- [WHAT TO DO] Make an exact copy of each entry, leaving out every picture.

- [Dataset entries]
--

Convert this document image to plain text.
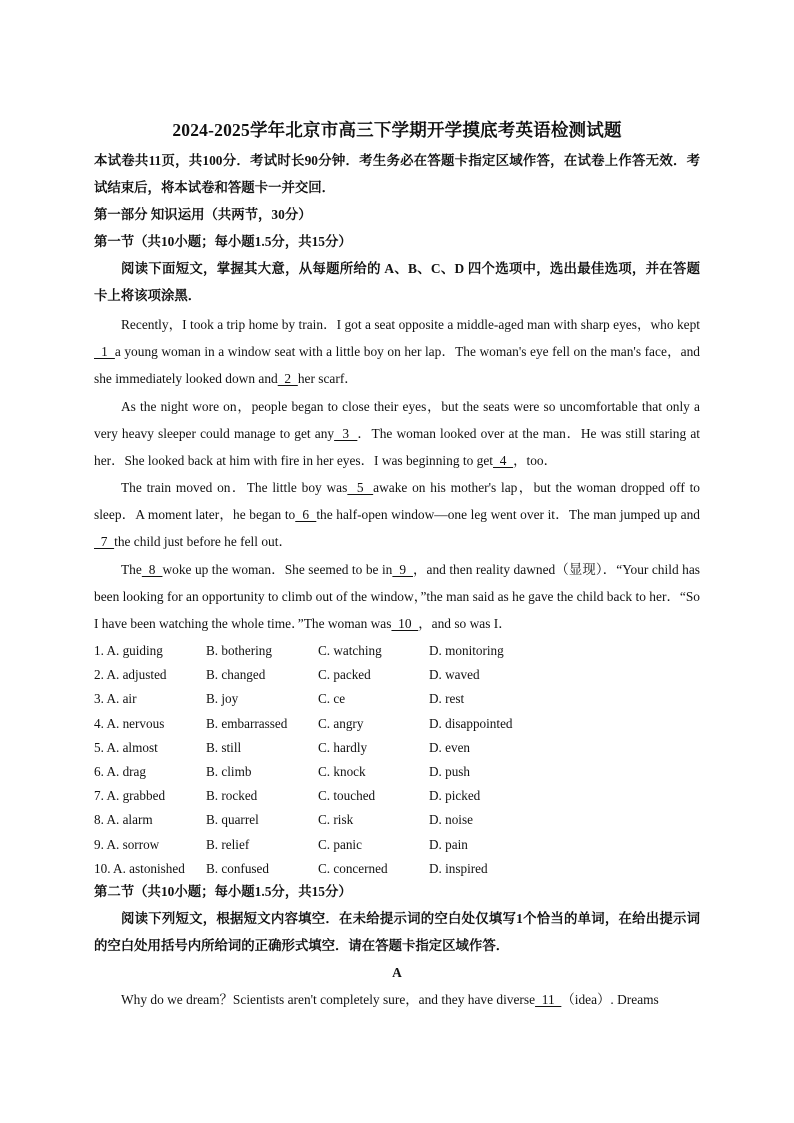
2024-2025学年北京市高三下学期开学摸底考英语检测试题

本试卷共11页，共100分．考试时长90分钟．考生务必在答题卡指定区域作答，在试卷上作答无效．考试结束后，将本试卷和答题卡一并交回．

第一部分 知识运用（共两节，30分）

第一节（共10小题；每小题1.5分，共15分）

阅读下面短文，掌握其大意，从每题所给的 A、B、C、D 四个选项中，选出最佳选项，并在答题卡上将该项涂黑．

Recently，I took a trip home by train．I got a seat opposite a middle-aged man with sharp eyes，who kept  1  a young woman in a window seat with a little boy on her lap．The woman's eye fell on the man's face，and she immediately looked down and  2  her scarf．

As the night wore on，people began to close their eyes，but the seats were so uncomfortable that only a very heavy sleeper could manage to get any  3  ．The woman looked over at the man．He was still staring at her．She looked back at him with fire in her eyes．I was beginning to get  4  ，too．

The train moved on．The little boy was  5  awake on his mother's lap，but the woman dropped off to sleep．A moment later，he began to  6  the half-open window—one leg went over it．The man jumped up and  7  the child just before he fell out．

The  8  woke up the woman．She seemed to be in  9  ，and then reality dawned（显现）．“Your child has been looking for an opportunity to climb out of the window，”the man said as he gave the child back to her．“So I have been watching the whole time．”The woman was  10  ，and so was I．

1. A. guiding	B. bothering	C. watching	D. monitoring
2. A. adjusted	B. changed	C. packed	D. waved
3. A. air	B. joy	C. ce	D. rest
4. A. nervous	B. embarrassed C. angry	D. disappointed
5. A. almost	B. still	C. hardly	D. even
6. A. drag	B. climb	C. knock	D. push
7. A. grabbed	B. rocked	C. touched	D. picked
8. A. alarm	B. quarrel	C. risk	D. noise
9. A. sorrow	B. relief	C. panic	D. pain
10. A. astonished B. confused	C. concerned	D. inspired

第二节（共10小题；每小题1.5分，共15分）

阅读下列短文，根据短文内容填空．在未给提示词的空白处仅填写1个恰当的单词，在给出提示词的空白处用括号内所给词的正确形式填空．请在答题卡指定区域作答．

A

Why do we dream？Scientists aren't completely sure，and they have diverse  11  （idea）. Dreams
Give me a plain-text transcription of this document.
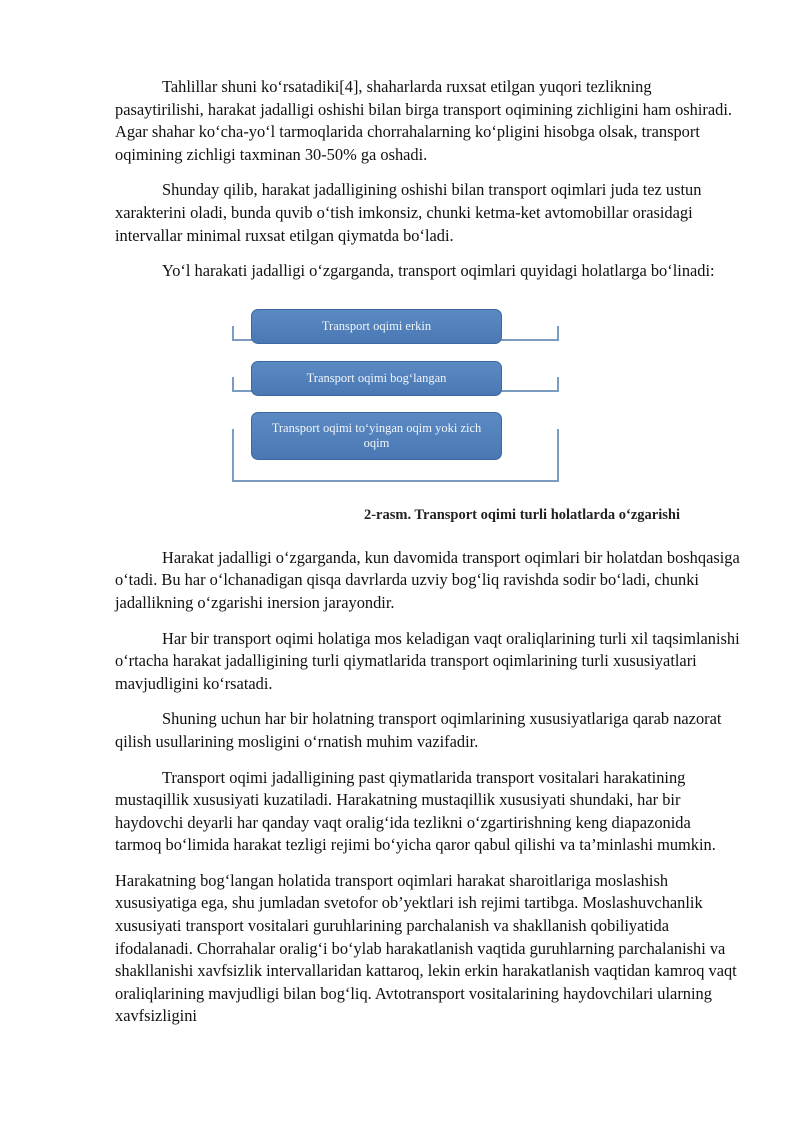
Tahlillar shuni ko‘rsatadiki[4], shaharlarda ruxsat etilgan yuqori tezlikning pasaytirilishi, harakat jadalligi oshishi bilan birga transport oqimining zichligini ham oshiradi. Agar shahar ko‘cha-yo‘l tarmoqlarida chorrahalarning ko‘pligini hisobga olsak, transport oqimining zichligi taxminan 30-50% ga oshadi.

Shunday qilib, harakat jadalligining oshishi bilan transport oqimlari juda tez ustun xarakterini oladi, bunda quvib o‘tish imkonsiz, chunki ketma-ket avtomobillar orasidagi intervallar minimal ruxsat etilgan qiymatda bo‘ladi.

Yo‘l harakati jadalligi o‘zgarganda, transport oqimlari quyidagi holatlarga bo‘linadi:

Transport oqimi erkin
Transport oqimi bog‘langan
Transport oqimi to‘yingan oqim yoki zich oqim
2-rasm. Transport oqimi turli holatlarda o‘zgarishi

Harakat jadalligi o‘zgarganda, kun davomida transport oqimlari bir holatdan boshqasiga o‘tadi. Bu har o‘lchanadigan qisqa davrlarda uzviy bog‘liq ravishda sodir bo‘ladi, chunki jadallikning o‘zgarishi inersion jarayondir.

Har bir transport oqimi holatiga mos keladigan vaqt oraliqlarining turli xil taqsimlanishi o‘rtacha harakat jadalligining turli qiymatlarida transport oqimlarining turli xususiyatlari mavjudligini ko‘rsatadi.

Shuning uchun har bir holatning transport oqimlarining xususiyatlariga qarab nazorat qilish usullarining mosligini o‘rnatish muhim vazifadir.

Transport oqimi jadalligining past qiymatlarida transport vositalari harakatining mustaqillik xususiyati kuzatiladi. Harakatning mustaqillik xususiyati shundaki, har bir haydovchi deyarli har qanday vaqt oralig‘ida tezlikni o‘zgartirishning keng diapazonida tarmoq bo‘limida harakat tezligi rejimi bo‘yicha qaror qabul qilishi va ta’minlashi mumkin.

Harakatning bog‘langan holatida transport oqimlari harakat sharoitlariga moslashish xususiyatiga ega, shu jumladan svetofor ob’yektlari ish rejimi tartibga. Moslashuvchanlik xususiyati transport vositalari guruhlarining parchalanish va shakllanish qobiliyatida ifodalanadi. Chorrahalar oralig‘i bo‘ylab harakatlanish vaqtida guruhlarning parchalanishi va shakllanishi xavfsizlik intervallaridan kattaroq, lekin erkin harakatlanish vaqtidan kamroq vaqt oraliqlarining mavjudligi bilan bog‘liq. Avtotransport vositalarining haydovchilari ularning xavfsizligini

--

- [EXERCISE RESPONSE]
Convert this document image to plain text.
2024-2025学年北京市高三下学期开学摸底考英语检测试题

本试卷共11页，共100分．考试时长90分钟．考生务必在答题卡指定区域作答，在试卷上作答无效．考试结束后，将本试卷和答题卡一并交回．

第一部分 知识运用（共两节，30分）

第一节（共10小题；每小题1.5分，共15分）

阅读下面短文，掌握其大意，从每题所给的 A、B、C、D 四个选项中，选出最佳选项，并在答题卡上将该项涂黑．

Recently，I took a trip home by train．I got a seat opposite a middle-aged man with sharp eyes，who kept  1  a young woman in a window seat with a little boy on her lap．The woman's eye fell on the man's face，and she immediately looked down and  2  her scarf．

As the night wore on，people began to close their eyes，but the seats were so uncomfortable that only a very heavy sleeper could manage to get any  3  ．The woman looked over at the man．He was still staring at her．She looked back at him with fire in her eyes．I was beginning to get  4  ，too．

The train moved on．The little boy was  5  awake on his mother's lap，but the woman dropped off to sleep．A moment later，he began to  6  the half-open window—one leg went over it．The man jumped up and  7  the child just before he fell out．

The  8  woke up the woman．She seemed to be in  9  ，and then reality dawned（显现）．“Your child has been looking for an opportunity to climb out of the window，”the man said as he gave the child back to her．“So I have been watching the whole time．”The woman was  10  ，and so was I．

1. A. guiding	B. bothering	C. watching	D. monitoring
2. A. adjusted	B. changed	C. packed	D. waved
3. A. air	B. joy	C. ce	D. rest
4. A. nervous	B. embarrassed C. angry	D. disappointed
5. A. almost	B. still	C. hardly	D. even
6. A. drag	B. climb	C. knock	D. push
7. A. grabbed	B. rocked	C. touched	D. picked
8. A. alarm	B. quarrel	C. risk	D. noise
9. A. sorrow	B. relief	C. panic	D. pain
10. A. astonished B. confused	C. concerned	D. inspired

第二节（共10小题；每小题1.5分，共15分）

阅读下列短文，根据短文内容填空．在未给提示词的空白处仅填写1个恰当的单词，在给出提示词的空白处用括号内所给词的正确形式填空．请在答题卡指定区域作答．

A

Why do we dream？Scientists aren't completely sure，and they have diverse  11  （idea）. Dreams
Give me a plain-text transcription of this document.
Tahlillar shuni ko‘rsatadiki[4], shaharlarda ruxsat etilgan yuqori tezlikning pasaytirilishi, harakat jadalligi oshishi bilan birga transport oqimining zichligini ham oshiradi. Agar shahar ko‘cha-yo‘l tarmoqlarida chorrahalarning ko‘pligini hisobga olsak, transport oqimining zichligi taxminan 30-50% ga oshadi.

Shunday qilib, harakat jadalligining oshishi bilan transport oqimlari juda tez ustun xarakterini oladi, bunda quvib o‘tish imkonsiz, chunki ketma-ket avtomobillar orasidagi intervallar minimal ruxsat etilgan qiymatda bo‘ladi.

Yo‘l harakati jadalligi o‘zgarganda, transport oqimlari quyidagi holatlarga bo‘linadi:

Transport oqimi erkin
Transport oqimi bog‘langan
Transport oqimi to‘yingan oqim yoki zich oqim
2-rasm. Transport oqimi turli holatlarda o‘zgarishi

Harakat jadalligi o‘zgarganda, kun davomida transport oqimlari bir holatdan boshqasiga o‘tadi. Bu har o‘lchanadigan qisqa davrlarda uzviy bog‘liq ravishda sodir bo‘ladi, chunki jadallikning o‘zgarishi inersion jarayondir.

Har bir transport oqimi holatiga mos keladigan vaqt oraliqlarining turli xil taqsimlanishi o‘rtacha harakat jadalligining turli qiymatlarida transport oqimlarining turli xususiyatlari mavjudligini ko‘rsatadi.

Shuning uchun har bir holatning transport oqimlarining xususiyatlariga qarab nazorat qilish usullarining mosligini o‘rnatish muhim vazifadir.

Transport oqimi jadalligining past qiymatlarida transport vositalari harakatining mustaqillik xususiyati kuzatiladi. Harakatning mustaqillik xususiyati shundaki, har bir haydovchi deyarli har qanday vaqt oralig‘ida tezlikni o‘zgartirishning keng diapazonida tarmoq bo‘limida harakat tezligi rejimi bo‘yicha qaror qabul qilishi va ta’minlashi mumkin.

Harakatning bog‘langan holatida transport oqimlari harakat sharoitlariga moslashish xususiyatiga ega, shu jumladan svetofor ob’yektlari ish rejimi tartibga. Moslashuvchanlik xususiyati transport vositalari guruhlarining parchalanish va shakllanish qobiliyatida ifodalanadi. Chorrahalar oralig‘i bo‘ylab harakatlanish vaqtida guruhlarning parchalanishi va shakllanishi xavfsizlik intervallaridan kattaroq, lekin erkin harakatlanish vaqtidan kamroq vaqt oraliqlarining mavjudligi bilan bog‘liq. Avtotransport vositalarining haydovchilari ularning xavfsizligini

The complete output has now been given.